Your task:
Exactly as they appear, output all of the records. Skip any images.

Entries from a dataset

## START

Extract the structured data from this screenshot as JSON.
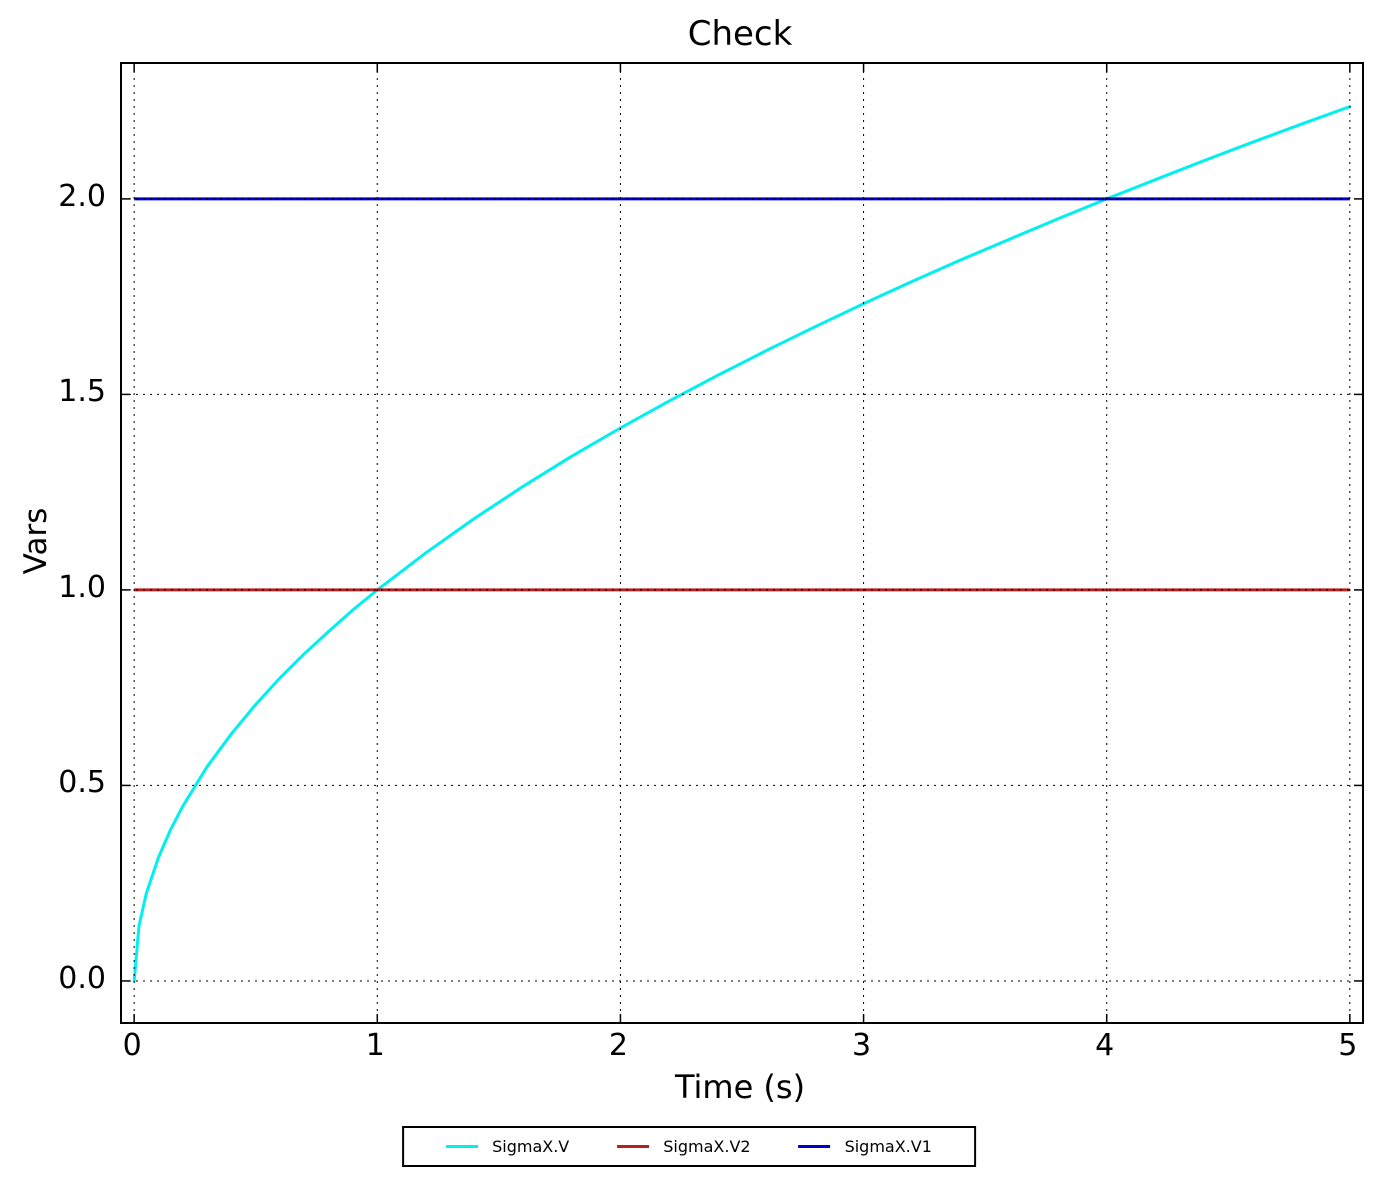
{
  "chart_data": {
    "type": "line",
    "title": "Check",
    "xlabel": "Time (s)",
    "ylabel": "Vars",
    "xlim": [
      -0.05,
      5.05
    ],
    "ylim": [
      -0.105,
      2.345
    ],
    "xticks": [
      0,
      1,
      2,
      3,
      4,
      5
    ],
    "xtick_labels": [
      "0",
      "1",
      "2",
      "3",
      "4",
      "5"
    ],
    "yticks": [
      0,
      0.5,
      1,
      1.5,
      2
    ],
    "ytick_labels": [
      "0.0",
      "0.5",
      "1.0",
      "1.5",
      "2.0"
    ],
    "grid": true,
    "grid_style": "dotted",
    "grid_color": "#000000",
    "axis_color": "#000000",
    "legend_position": "bottom-center",
    "series": [
      {
        "name": "SigmaX.V",
        "kind": "curve",
        "color": "#00f0f0",
        "points": [
          [
            0,
            0
          ],
          [
            0.02,
            0.141
          ],
          [
            0.05,
            0.224
          ],
          [
            0.1,
            0.316
          ],
          [
            0.15,
            0.387
          ],
          [
            0.2,
            0.447
          ],
          [
            0.3,
            0.548
          ],
          [
            0.4,
            0.632
          ],
          [
            0.5,
            0.707
          ],
          [
            0.6,
            0.775
          ],
          [
            0.7,
            0.837
          ],
          [
            0.8,
            0.894
          ],
          [
            0.9,
            0.949
          ],
          [
            1.0,
            1.0
          ],
          [
            1.2,
            1.095
          ],
          [
            1.4,
            1.183
          ],
          [
            1.6,
            1.265
          ],
          [
            1.8,
            1.342
          ],
          [
            2.0,
            1.414
          ],
          [
            2.2,
            1.483
          ],
          [
            2.4,
            1.549
          ],
          [
            2.6,
            1.612
          ],
          [
            2.8,
            1.673
          ],
          [
            3.0,
            1.732
          ],
          [
            3.2,
            1.789
          ],
          [
            3.4,
            1.844
          ],
          [
            3.6,
            1.897
          ],
          [
            3.8,
            1.949
          ],
          [
            4.0,
            2.0
          ],
          [
            4.2,
            2.049
          ],
          [
            4.4,
            2.098
          ],
          [
            4.6,
            2.145
          ],
          [
            4.8,
            2.191
          ],
          [
            5.0,
            2.236
          ]
        ]
      },
      {
        "name": "SigmaX.V2",
        "kind": "hline",
        "color": "#b22222",
        "value": 1.0,
        "x_range": [
          0,
          5
        ]
      },
      {
        "name": "SigmaX.V1",
        "kind": "hline",
        "color": "#0000cd",
        "value": 2.0,
        "x_range": [
          0,
          5
        ]
      }
    ]
  }
}
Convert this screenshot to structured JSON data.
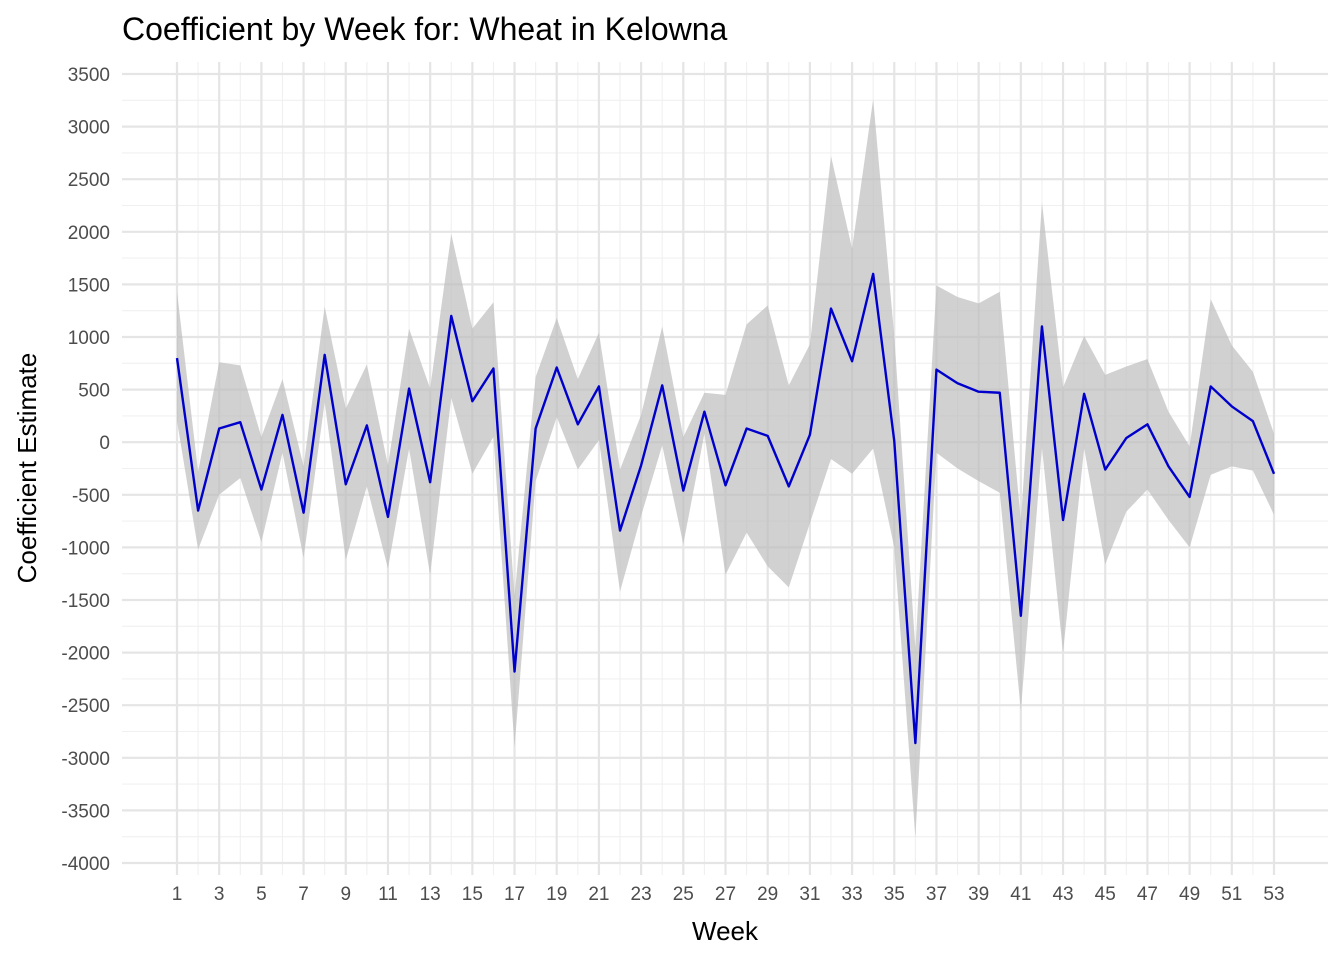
{
  "chart_data": {
    "type": "line",
    "title": "Coefficient by Week for: Wheat in Kelowna",
    "xlabel": "Week",
    "ylabel": "Coefficient Estimate",
    "xlim": [
      1,
      53
    ],
    "ylim": [
      -4000,
      3500
    ],
    "x_ticks": [
      1,
      3,
      5,
      7,
      9,
      11,
      13,
      15,
      17,
      19,
      21,
      23,
      25,
      27,
      29,
      31,
      33,
      35,
      37,
      39,
      41,
      43,
      45,
      47,
      49,
      51,
      53
    ],
    "y_ticks": [
      -4000,
      -3500,
      -3000,
      -2500,
      -2000,
      -1500,
      -1000,
      -500,
      0,
      500,
      1000,
      1500,
      2000,
      2500,
      3000,
      3500
    ],
    "grid": true,
    "line_color": "#0000cc",
    "band_color": "#bebebe",
    "series": [
      {
        "x": [
          1,
          2,
          3,
          4,
          5,
          6,
          7,
          8,
          9,
          10,
          11,
          12,
          13,
          14,
          15,
          16,
          17,
          18,
          19,
          20,
          21,
          22,
          23,
          24,
          25,
          26,
          27,
          28,
          29,
          30,
          31,
          32,
          33,
          34,
          35,
          36,
          37,
          38,
          39,
          40,
          41,
          42,
          43,
          44,
          45,
          46,
          47,
          48,
          49,
          50,
          51,
          52,
          53
        ],
        "values": [
          800,
          -650,
          130,
          190,
          -450,
          260,
          -670,
          830,
          -400,
          160,
          -710,
          510,
          -380,
          1200,
          390,
          700,
          -2180,
          130,
          710,
          170,
          530,
          -840,
          -220,
          540,
          -460,
          290,
          -410,
          130,
          60,
          -420,
          70,
          1270,
          770,
          1600,
          10,
          -2860,
          690,
          560,
          480,
          470,
          -1650,
          1100,
          -740,
          460,
          -260,
          40,
          170,
          -230,
          -520,
          530,
          340,
          200,
          -300
        ],
        "lower": [
          200,
          -1020,
          -500,
          -340,
          -950,
          -100,
          -1100,
          380,
          -1120,
          -420,
          -1200,
          -60,
          -1260,
          420,
          -300,
          50,
          -2900,
          -370,
          240,
          -260,
          20,
          -1420,
          -700,
          -30,
          -970,
          80,
          -1260,
          -860,
          -1180,
          -1380,
          -770,
          -160,
          -300,
          -60,
          -1000,
          -3760,
          -100,
          -250,
          -370,
          -480,
          -2550,
          -50,
          -2000,
          -60,
          -1160,
          -660,
          -450,
          -740,
          -1000,
          -310,
          -230,
          -270,
          -690
        ],
        "upper": [
          1430,
          -280,
          760,
          730,
          50,
          600,
          -230,
          1290,
          320,
          740,
          -220,
          1080,
          510,
          1980,
          1080,
          1330,
          -1460,
          620,
          1180,
          600,
          1040,
          -260,
          260,
          1100,
          50,
          470,
          450,
          1120,
          1300,
          540,
          930,
          2720,
          1840,
          3260,
          1010,
          -1960,
          1490,
          1380,
          1320,
          1430,
          -750,
          2280,
          520,
          1010,
          640,
          720,
          790,
          290,
          -40,
          1360,
          920,
          670,
          80
        ]
      }
    ]
  }
}
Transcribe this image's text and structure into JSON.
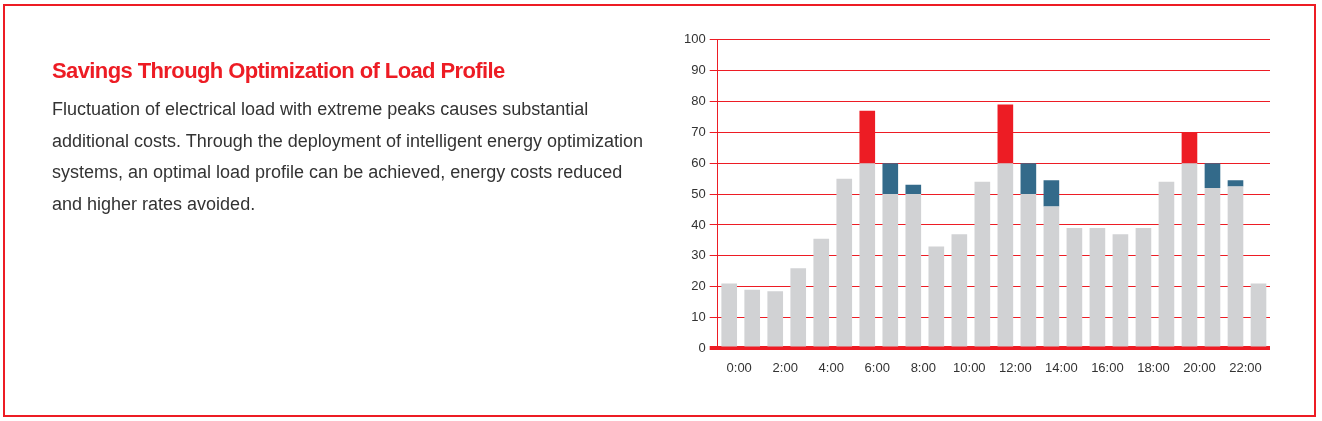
{
  "chart_data": {
    "type": "bar",
    "title": "Savings Through Optimization of Load Profile",
    "subtitle": "Fluctuation of electrical load with extreme peaks causes substantial additional costs. Through the deployment of intelligent energy optimization systems, an optimal load profile can be achieved, energy costs reduced and higher rates avoided.",
    "categories": [
      "0:00",
      null,
      "2:00",
      null,
      "4:00",
      null,
      "6:00",
      null,
      "8:00",
      null,
      "10:00",
      null,
      "12:00",
      null,
      "14:00",
      null,
      "16:00",
      null,
      "18:00",
      null,
      "20:00",
      null,
      "22:00",
      null
    ],
    "stacked": true,
    "series": [
      {
        "color": "#d1d2d4",
        "values": [
          21,
          19,
          18.5,
          26,
          35.5,
          55,
          60,
          50,
          50,
          33,
          37,
          54,
          60,
          50,
          46,
          39,
          39,
          37,
          39,
          54,
          60,
          52,
          52.5,
          21
        ]
      },
      {
        "color": "#336a8a",
        "values": [
          null,
          null,
          null,
          null,
          null,
          null,
          null,
          10,
          3,
          null,
          null,
          null,
          null,
          10,
          8.5,
          null,
          null,
          null,
          null,
          null,
          null,
          8,
          2,
          null
        ]
      },
      {
        "color": "#ed1c24",
        "values": [
          null,
          null,
          null,
          null,
          null,
          null,
          17,
          null,
          null,
          null,
          null,
          null,
          19,
          null,
          null,
          null,
          null,
          null,
          null,
          null,
          10,
          null,
          null,
          null
        ]
      }
    ],
    "ylim": [
      0,
      100
    ],
    "yticks": [
      0,
      10,
      20,
      30,
      40,
      50,
      60,
      70,
      80,
      90,
      100
    ],
    "grid": "y",
    "legend": false
  }
}
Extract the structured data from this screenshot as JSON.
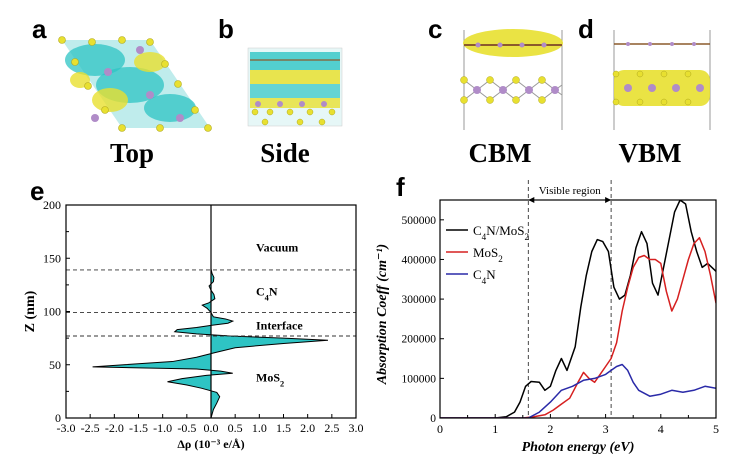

## END

Task result:
Extract the structured data from this screenshot as JSON.
{
  "chart_data": {
    "type": "line",
    "title": "Check",
    "xlabel": "Time (s)",
    "ylabel": "Vars",
    "xlim": [
      -0.05,
      5.05
    ],
    "ylim": [
      -0.105,
      2.345
    ],
    "xticks": [
      0,
      1,
      2,
      3,
      4,
      5
    ],
    "xtick_labels": [
      "0",
      "1",
      "2",
      "3",
      "4",
      "5"
    ],
    "yticks": [
      0,
      0.5,
      1,
      1.5,
      2
    ],
    "ytick_labels": [
      "0.0",
      "0.5",
      "1.0",
      "1.5",
      "2.0"
    ],
    "grid": true,
    "grid_style": "dotted",
    "grid_color": "#000000",
    "axis_color": "#000000",
    "legend_position": "bottom-center",
    "series": [
      {
        "name": "SigmaX.V",
        "kind": "curve",
        "color": "#00f0f0",
        "points": [
          [
            0,
            0
          ],
          [
            0.02,
            0.141
          ],
          [
            0.05,
            0.224
          ],
          [
            0.1,
            0.316
          ],
          [
            0.15,
            0.387
          ],
          [
            0.2,
            0.447
          ],
          [
            0.3,
            0.548
          ],
          [
            0.4,
            0.632
          ],
          [
            0.5,
            0.707
          ],
          [
            0.6,
            0.775
          ],
          [
            0.7,
            0.837
          ],
          [
            0.8,
            0.894
          ],
          [
            0.9,
            0.949
          ],
          [
            1.0,
            1.0
          ],
          [
            1.2,
            1.095
          ],
          [
            1.4,
            1.183
          ],
          [
            1.6,
            1.265
          ],
          [
            1.8,
            1.342
          ],
          [
            2.0,
            1.414
          ],
          [
            2.2,
            1.483
          ],
          [
            2.4,
            1.549
          ],
          [
            2.6,
            1.612
          ],
          [
            2.8,
            1.673
          ],
          [
            3.0,
            1.732
          ],
          [
            3.2,
            1.789
          ],
          [
            3.4,
            1.844
          ],
          [
            3.6,
            1.897
          ],
          [
            3.8,
            1.949
          ],
          [
            4.0,
            2.0
          ],
          [
            4.2,
            2.049
          ],
          [
            4.4,
            2.098
          ],
          [
            4.6,
            2.145
          ],
          [
            4.8,
            2.191
          ],
          [
            5.0,
            2.236
          ]
        ]
      },
      {
        "name": "SigmaX.V2",
        "kind": "hline",
        "color": "#b22222",
        "value": 1.0,
        "x_range": [
          0,
          5
        ]
      },
      {
        "name": "SigmaX.V1",
        "kind": "hline",
        "color": "#0000cd",
        "value": 2.0,
        "x_range": [
          0,
          5
        ]
      }
    ]
  }
}
Convert this screenshot to structured JSON data.
{
  "chart_data": {
    "type": "line",
    "title": "Coefficient by Week for: Wheat in Kelowna",
    "xlabel": "Week",
    "ylabel": "Coefficient Estimate",
    "xlim": [
      1,
      53
    ],
    "ylim": [
      -4000,
      3500
    ],
    "x_ticks": [
      1,
      3,
      5,
      7,
      9,
      11,
      13,
      15,
      17,
      19,
      21,
      23,
      25,
      27,
      29,
      31,
      33,
      35,
      37,
      39,
      41,
      43,
      45,
      47,
      49,
      51,
      53
    ],
    "y_ticks": [
      -4000,
      -3500,
      -3000,
      -2500,
      -2000,
      -1500,
      -1000,
      -500,
      0,
      500,
      1000,
      1500,
      2000,
      2500,
      3000,
      3500
    ],
    "grid": true,
    "line_color": "#0000cc",
    "band_color": "#bebebe",
    "series": [
      {
        "x": [
          1,
          2,
          3,
          4,
          5,
          6,
          7,
          8,
          9,
          10,
          11,
          12,
          13,
          14,
          15,
          16,
          17,
          18,
          19,
          20,
          21,
          22,
          23,
          24,
          25,
          26,
          27,
          28,
          29,
          30,
          31,
          32,
          33,
          34,
          35,
          36,
          37,
          38,
          39,
          40,
          41,
          42,
          43,
          44,
          45,
          46,
          47,
          48,
          49,
          50,
          51,
          52,
          53
        ],
        "values": [
          800,
          -650,
          130,
          190,
          -450,
          260,
          -670,
          830,
          -400,
          160,
          -710,
          510,
          -380,
          1200,
          390,
          700,
          -2180,
          130,
          710,
          170,
          530,
          -840,
          -220,
          540,
          -460,
          290,
          -410,
          130,
          60,
          -420,
          70,
          1270,
          770,
          1600,
          10,
          -2860,
          690,
          560,
          480,
          470,
          -1650,
          1100,
          -740,
          460,
          -260,
          40,
          170,
          -230,
          -520,
          530,
          340,
          200,
          -300
        ],
        "lower": [
          200,
          -1020,
          -500,
          -340,
          -950,
          -100,
          -1100,
          380,
          -1120,
          -420,
          -1200,
          -60,
          -1260,
          420,
          -300,
          50,
          -2900,
          -370,
          240,
          -260,
          20,
          -1420,
          -700,
          -30,
          -970,
          80,
          -1260,
          -860,
          -1180,
          -1380,
          -770,
          -160,
          -300,
          -60,
          -1000,
          -3760,
          -100,
          -250,
          -370,
          -480,
          -2550,
          -50,
          -2000,
          -60,
          -1160,
          -660,
          -450,
          -740,
          -1000,
          -310,
          -230,
          -270,
          -690
        ],
        "upper": [
          1430,
          -280,
          760,
          730,
          50,
          600,
          -230,
          1290,
          320,
          740,
          -220,
          1080,
          510,
          1980,
          1080,
          1330,
          -1460,
          620,
          1180,
          600,
          1040,
          -260,
          260,
          1100,
          50,
          470,
          450,
          1120,
          1300,
          540,
          930,
          2720,
          1840,
          3260,
          1010,
          -1960,
          1490,
          1380,
          1320,
          1430,
          -750,
          2280,
          520,
          1010,
          640,
          720,
          790,
          290,
          -40,
          1360,
          920,
          670,
          80
        ]
      }
    ]
  }
}
Transcribe this image's text and structure into JSON.
{
  "chart_data": {
    "type": "bar",
    "title": "Savings Through Optimization of Load Profile",
    "subtitle": "Fluctuation of electrical load with extreme peaks causes substantial additional costs. Through the deployment of intelligent energy optimization systems, an optimal load profile can be achieved, energy costs reduced and higher rates avoided.",
    "categories": [
      "0:00",
      null,
      "2:00",
      null,
      "4:00",
      null,
      "6:00",
      null,
      "8:00",
      null,
      "10:00",
      null,
      "12:00",
      null,
      "14:00",
      null,
      "16:00",
      null,
      "18:00",
      null,
      "20:00",
      null,
      "22:00",
      null
    ],
    "stacked": true,
    "series": [
      {
        "color": "#d1d2d4",
        "values": [
          21,
          19,
          18.5,
          26,
          35.5,
          55,
          60,
          50,
          50,
          33,
          37,
          54,
          60,
          50,
          46,
          39,
          39,
          37,
          39,
          54,
          60,
          52,
          52.5,
          21
        ]
      },
      {
        "color": "#336a8a",
        "values": [
          null,
          null,
          null,
          null,
          null,
          null,
          null,
          10,
          3,
          null,
          null,
          null,
          null,
          10,
          8.5,
          null,
          null,
          null,
          null,
          null,
          null,
          8,
          2,
          null
        ]
      },
      {
        "color": "#ed1c24",
        "values": [
          null,
          null,
          null,
          null,
          null,
          null,
          17,
          null,
          null,
          null,
          null,
          null,
          19,
          null,
          null,
          null,
          null,
          null,
          null,
          null,
          10,
          null,
          null,
          null
        ]
      }
    ],
    "ylim": [
      0,
      100
    ],
    "yticks": [
      0,
      10,
      20,
      30,
      40,
      50,
      60,
      70,
      80,
      90,
      100
    ],
    "grid": "y",
    "legend": false
  }
}
Extract the structured data from this screenshot as JSON.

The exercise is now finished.